==== RECORDS FOR PROCESSING

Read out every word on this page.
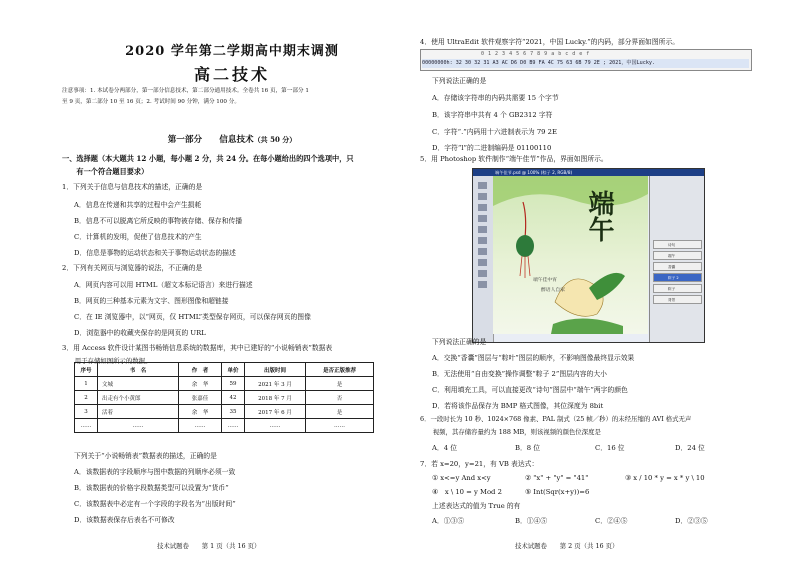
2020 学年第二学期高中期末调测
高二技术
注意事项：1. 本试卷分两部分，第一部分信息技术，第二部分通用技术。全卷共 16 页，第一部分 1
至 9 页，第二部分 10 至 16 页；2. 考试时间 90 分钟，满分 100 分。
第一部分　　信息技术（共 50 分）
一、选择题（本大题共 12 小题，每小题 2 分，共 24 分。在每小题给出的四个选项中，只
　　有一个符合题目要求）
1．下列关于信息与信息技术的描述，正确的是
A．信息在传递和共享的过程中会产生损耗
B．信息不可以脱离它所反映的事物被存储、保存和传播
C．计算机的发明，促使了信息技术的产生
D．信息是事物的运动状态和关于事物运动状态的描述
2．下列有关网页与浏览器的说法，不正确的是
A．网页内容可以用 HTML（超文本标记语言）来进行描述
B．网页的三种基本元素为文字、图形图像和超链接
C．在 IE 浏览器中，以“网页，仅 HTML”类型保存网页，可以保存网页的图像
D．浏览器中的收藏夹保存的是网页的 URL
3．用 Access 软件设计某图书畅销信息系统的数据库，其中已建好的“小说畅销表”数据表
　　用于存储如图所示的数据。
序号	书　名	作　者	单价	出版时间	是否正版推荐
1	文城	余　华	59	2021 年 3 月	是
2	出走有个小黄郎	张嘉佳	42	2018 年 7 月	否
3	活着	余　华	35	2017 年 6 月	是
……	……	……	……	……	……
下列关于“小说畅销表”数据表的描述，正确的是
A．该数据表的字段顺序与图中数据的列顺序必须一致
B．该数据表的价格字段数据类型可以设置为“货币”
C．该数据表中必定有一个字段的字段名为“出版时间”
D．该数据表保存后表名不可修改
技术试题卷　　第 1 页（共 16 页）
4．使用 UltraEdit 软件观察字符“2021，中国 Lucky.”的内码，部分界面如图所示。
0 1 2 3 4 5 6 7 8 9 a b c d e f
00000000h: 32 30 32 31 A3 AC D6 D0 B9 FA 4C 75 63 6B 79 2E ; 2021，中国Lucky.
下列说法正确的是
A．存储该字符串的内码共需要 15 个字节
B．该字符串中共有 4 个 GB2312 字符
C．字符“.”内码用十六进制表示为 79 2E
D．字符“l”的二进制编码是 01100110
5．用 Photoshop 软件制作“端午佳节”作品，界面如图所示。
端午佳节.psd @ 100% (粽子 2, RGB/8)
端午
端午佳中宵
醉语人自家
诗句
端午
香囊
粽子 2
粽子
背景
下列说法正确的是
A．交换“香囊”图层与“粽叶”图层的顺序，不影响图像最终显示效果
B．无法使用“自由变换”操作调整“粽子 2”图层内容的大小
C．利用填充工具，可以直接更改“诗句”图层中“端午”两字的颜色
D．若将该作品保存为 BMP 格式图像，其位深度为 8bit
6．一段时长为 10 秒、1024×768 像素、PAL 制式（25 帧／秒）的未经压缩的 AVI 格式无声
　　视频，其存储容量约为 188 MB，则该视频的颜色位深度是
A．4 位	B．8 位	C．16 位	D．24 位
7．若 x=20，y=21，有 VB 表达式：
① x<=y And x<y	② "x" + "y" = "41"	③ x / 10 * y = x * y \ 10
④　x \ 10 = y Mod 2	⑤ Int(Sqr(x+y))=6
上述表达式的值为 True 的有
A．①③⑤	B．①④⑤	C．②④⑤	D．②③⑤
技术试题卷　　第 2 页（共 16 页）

========

The word "第一部分" may appear on some lines. Report how many lines hold it, giving the number alone.

- _THE OUTPUT_
2